**YOUR TASK**
Scan the data beneath this task and copy each line that includes "Output".

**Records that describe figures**
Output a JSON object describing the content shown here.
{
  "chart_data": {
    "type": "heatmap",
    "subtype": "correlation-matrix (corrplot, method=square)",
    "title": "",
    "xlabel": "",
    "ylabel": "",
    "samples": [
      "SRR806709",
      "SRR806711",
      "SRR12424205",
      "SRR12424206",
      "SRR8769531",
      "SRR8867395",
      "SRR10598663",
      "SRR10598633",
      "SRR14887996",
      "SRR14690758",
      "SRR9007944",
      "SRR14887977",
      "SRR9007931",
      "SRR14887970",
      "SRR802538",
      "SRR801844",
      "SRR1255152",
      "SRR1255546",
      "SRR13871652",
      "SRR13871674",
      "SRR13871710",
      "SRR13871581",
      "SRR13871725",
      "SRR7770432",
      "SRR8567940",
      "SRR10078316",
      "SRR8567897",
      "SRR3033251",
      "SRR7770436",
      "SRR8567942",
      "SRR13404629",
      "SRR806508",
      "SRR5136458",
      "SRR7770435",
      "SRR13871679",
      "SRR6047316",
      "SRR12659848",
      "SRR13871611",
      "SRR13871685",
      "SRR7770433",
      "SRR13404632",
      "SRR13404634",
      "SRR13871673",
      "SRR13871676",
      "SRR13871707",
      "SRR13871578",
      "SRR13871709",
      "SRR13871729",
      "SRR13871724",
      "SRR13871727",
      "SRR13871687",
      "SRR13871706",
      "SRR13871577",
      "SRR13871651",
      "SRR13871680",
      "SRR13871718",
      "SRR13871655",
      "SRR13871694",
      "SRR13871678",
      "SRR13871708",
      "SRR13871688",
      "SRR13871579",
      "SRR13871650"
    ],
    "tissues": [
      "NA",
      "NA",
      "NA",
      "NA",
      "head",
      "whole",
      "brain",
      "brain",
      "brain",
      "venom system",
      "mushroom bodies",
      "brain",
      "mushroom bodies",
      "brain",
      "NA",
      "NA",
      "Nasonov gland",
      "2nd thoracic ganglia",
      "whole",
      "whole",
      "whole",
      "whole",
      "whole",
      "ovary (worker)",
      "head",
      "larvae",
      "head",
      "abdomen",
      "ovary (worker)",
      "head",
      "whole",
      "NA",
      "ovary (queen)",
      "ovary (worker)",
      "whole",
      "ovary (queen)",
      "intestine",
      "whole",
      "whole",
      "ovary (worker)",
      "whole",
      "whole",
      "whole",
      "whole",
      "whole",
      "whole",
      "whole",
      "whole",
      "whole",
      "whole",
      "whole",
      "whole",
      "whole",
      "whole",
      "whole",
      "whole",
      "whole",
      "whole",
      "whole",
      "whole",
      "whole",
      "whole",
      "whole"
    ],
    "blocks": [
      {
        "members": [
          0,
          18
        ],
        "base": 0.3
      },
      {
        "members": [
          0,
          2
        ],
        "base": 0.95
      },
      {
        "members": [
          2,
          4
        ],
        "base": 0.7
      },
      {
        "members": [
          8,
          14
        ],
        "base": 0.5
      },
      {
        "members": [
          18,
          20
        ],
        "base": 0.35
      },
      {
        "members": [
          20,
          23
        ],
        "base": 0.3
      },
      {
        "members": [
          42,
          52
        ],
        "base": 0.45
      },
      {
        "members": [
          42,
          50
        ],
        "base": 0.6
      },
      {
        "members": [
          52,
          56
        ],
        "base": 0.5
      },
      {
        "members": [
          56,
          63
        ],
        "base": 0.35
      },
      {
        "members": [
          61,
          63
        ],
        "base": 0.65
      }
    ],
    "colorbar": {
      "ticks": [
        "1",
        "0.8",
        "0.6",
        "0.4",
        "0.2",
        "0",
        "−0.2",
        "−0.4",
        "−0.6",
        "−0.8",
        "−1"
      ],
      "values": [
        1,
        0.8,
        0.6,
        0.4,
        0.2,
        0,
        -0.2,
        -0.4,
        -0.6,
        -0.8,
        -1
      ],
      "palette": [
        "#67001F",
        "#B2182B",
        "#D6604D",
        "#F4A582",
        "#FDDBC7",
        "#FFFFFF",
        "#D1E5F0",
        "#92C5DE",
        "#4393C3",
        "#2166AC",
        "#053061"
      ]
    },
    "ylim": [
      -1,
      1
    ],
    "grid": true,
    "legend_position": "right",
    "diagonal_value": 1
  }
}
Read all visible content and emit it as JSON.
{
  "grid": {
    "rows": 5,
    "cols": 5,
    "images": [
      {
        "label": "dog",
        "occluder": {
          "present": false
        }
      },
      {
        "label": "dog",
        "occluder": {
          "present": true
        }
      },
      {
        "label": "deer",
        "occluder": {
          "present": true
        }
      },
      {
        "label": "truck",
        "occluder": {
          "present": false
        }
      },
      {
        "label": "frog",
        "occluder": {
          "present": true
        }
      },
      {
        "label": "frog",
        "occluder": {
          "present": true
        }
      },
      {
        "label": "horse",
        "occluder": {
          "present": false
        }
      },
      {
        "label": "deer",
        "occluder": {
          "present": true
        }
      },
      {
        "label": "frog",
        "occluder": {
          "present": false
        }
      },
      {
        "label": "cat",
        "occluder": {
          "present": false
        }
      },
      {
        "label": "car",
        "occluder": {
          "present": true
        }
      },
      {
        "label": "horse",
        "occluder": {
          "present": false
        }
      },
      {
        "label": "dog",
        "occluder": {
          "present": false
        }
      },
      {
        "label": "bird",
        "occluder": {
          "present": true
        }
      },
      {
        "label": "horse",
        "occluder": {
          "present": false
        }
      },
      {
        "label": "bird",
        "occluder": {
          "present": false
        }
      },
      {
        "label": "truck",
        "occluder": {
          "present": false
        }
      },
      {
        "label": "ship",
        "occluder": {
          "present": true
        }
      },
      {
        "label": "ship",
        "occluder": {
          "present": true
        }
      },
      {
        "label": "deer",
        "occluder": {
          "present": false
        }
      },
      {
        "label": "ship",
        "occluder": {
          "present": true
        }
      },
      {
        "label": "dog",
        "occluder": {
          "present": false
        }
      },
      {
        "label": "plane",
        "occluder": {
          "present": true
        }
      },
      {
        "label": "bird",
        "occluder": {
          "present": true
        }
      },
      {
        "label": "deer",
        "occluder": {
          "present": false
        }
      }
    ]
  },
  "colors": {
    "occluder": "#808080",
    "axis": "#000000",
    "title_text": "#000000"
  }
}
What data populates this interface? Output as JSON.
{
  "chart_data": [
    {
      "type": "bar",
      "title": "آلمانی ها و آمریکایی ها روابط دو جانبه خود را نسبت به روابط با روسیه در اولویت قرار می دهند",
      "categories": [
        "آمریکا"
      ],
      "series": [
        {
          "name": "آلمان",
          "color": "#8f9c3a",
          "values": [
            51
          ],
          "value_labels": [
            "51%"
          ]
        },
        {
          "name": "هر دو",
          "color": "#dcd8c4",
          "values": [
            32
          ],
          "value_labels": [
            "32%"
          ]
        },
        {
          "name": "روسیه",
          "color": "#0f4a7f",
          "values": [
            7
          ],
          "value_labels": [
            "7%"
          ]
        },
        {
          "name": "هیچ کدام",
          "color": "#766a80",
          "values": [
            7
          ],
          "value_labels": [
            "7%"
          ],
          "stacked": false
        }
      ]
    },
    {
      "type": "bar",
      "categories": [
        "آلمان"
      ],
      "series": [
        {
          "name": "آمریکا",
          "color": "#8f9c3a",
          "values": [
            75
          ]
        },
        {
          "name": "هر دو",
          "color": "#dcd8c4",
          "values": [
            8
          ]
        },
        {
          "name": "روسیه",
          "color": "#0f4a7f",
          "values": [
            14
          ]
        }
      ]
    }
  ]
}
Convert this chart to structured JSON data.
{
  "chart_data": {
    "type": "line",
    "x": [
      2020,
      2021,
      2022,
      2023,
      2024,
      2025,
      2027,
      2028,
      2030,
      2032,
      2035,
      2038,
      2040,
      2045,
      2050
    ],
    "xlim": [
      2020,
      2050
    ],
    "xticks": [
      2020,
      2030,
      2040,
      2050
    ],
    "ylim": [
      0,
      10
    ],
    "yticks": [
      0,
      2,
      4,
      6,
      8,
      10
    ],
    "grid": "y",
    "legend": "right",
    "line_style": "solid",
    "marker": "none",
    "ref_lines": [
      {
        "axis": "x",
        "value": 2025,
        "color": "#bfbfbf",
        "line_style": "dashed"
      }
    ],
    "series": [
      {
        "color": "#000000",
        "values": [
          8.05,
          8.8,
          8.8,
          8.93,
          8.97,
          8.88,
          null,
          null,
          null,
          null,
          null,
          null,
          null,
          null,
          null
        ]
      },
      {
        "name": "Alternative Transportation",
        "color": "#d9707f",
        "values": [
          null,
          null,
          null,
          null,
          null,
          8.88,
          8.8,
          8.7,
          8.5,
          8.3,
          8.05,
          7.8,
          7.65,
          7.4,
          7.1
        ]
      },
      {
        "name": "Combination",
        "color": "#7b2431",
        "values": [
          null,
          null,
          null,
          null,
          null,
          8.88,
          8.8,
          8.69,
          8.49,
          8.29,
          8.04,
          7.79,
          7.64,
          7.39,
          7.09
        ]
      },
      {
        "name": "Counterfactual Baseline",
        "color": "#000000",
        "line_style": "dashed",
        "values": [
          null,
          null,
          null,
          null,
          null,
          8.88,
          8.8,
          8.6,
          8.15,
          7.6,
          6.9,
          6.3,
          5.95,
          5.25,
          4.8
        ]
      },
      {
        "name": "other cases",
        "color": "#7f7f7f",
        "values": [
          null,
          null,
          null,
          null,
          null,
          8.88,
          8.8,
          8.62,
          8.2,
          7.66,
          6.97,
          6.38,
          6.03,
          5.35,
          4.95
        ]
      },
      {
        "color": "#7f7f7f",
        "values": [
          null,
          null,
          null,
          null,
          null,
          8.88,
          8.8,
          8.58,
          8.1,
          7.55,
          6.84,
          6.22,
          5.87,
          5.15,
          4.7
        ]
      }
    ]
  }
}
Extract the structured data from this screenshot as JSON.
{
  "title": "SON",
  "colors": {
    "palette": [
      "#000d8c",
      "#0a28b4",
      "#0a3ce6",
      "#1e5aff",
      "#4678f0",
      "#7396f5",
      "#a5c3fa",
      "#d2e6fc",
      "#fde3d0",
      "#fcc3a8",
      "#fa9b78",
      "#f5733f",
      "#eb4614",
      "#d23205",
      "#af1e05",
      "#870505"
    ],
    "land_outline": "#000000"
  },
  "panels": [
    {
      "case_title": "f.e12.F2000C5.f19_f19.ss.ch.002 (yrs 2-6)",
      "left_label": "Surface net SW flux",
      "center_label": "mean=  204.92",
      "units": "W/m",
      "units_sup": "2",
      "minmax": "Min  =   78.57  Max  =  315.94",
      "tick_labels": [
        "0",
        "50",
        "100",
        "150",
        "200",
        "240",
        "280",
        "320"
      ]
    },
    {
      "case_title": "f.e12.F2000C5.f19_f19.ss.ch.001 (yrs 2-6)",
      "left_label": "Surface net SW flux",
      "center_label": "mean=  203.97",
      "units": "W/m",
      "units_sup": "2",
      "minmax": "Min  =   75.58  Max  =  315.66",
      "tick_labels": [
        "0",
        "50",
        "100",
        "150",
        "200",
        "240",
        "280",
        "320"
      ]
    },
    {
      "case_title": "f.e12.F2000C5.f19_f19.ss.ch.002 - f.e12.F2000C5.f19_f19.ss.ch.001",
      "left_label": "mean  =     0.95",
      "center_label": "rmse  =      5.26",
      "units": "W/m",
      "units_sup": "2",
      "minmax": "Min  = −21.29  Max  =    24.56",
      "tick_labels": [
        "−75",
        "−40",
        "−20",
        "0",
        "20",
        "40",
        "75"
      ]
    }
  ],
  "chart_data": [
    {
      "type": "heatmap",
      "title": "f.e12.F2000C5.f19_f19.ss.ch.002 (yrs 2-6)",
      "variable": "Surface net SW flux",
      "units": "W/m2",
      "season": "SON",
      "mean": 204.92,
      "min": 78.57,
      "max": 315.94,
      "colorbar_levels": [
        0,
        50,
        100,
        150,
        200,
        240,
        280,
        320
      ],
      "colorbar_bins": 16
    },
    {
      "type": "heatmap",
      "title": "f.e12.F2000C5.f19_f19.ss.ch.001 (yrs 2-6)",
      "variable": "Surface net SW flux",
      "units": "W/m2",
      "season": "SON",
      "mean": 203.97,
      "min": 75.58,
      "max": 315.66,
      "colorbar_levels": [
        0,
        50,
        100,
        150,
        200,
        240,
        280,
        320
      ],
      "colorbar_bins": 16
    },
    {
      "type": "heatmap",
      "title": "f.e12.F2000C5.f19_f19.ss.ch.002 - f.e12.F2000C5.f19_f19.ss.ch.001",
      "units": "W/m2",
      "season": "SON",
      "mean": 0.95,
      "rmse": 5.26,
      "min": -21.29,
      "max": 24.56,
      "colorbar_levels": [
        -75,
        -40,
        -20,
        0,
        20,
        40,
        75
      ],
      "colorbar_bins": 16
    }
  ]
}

**RESULT FOR THIS EXERCISE**
Output a JSON object describing the content shown here.
What data populates this interface? Output as JSON.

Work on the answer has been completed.